EXERCISE OBJECTIVE: What is the number of lines in these entries that include "JSON"? Write that number and no other text.

RECORDS FOR THIS EXERCISE:
══════════════════════════════

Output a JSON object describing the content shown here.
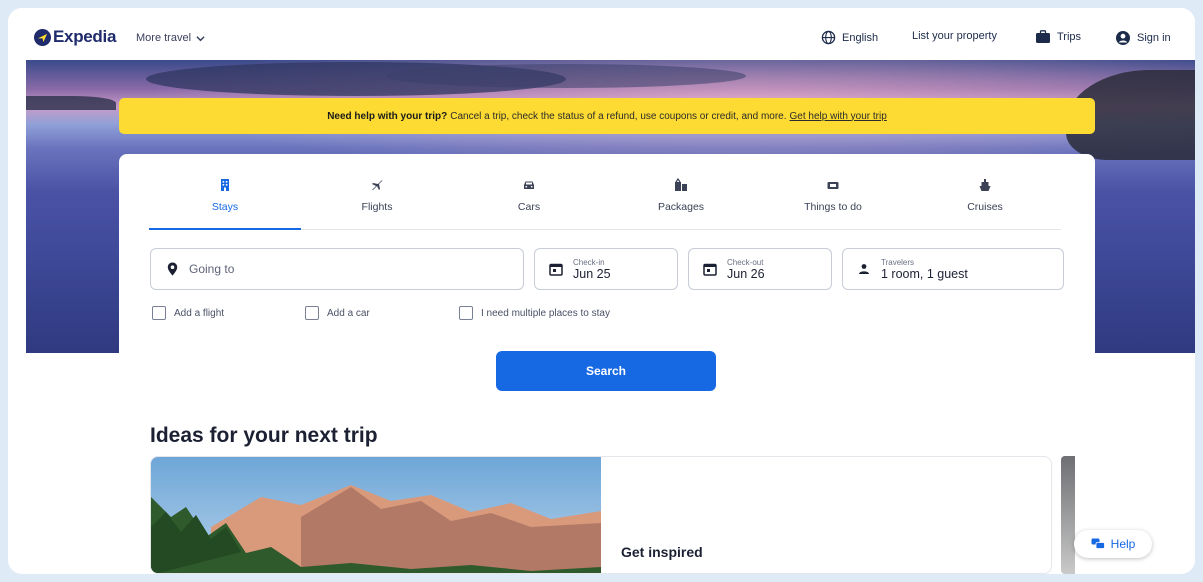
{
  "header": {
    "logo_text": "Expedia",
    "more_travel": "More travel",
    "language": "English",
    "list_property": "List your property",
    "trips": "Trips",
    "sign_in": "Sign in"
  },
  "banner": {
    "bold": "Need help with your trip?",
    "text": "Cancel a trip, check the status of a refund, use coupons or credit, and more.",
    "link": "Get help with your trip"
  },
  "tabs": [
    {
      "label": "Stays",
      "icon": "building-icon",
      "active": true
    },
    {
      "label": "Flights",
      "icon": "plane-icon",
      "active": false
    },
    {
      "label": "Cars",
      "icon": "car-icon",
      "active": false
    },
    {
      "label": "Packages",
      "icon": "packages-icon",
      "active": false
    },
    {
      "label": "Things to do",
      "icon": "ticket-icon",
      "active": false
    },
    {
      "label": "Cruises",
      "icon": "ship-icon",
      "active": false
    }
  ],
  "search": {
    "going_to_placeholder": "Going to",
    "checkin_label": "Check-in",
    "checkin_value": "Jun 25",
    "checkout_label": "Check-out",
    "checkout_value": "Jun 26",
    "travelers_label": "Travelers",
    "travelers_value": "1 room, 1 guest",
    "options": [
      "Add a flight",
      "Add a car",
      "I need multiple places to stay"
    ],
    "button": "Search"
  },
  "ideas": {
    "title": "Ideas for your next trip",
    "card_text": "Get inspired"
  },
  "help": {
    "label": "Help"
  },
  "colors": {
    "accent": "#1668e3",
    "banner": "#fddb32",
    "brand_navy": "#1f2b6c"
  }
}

══════════════════════════════

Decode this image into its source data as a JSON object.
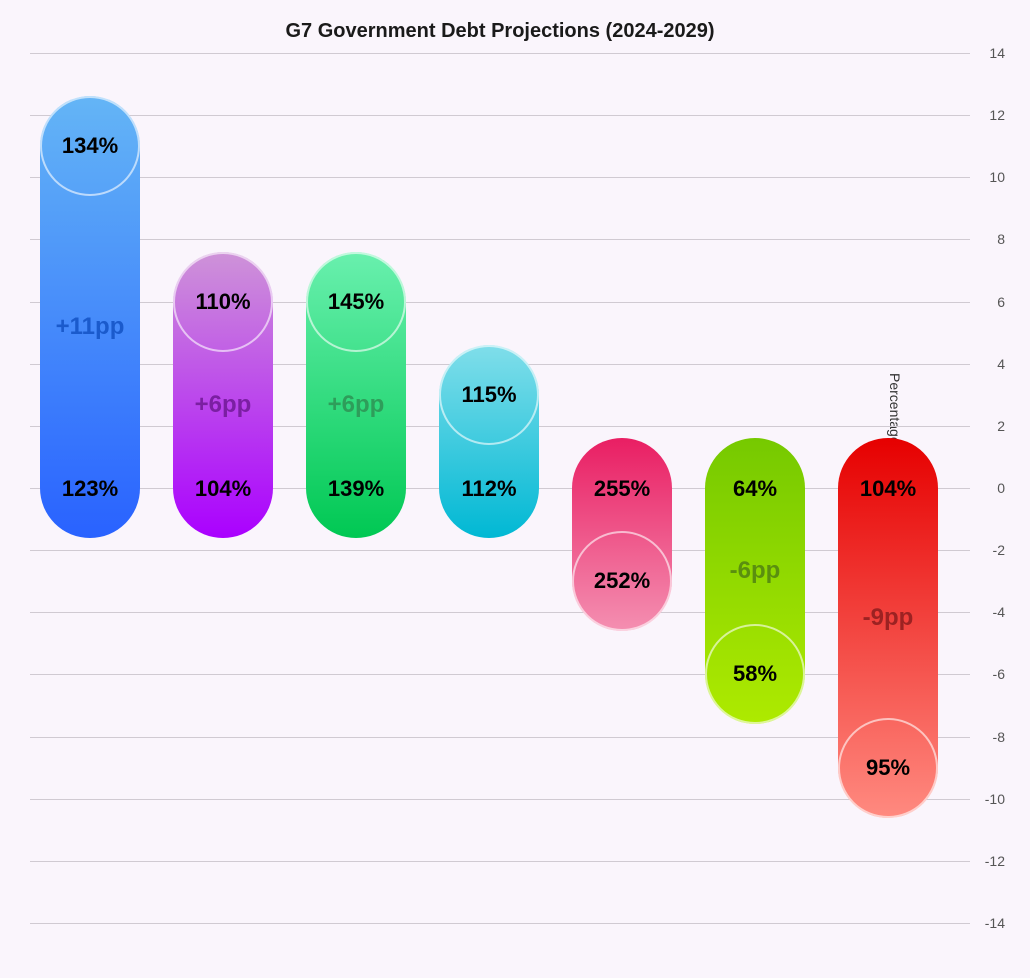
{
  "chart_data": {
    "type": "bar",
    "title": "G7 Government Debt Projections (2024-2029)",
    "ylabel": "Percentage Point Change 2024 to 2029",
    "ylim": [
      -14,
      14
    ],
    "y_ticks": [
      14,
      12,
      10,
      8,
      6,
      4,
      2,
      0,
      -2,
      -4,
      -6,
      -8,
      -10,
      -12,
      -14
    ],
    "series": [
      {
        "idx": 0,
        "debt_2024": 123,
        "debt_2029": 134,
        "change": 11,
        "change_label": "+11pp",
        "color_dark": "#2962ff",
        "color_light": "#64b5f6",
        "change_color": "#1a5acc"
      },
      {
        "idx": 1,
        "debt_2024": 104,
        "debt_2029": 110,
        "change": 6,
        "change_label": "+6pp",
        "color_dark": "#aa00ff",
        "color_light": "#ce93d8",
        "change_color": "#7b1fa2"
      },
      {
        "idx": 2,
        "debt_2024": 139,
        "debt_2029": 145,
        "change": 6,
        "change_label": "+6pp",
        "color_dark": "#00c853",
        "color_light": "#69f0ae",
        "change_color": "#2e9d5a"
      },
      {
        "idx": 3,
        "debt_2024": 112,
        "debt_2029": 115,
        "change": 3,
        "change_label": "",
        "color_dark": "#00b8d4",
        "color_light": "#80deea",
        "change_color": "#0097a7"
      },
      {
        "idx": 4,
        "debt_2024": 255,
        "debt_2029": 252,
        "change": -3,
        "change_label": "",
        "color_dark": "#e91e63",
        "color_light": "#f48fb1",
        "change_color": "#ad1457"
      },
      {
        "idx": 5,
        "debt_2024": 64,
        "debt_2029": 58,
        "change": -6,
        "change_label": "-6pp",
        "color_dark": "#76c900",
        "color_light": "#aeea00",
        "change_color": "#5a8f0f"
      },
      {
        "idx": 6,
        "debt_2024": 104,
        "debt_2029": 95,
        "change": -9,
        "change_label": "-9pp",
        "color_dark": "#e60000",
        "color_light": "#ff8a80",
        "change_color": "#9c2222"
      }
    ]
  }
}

══════════════════════════════

SOLUTION FOR THIS PROBLEM: 2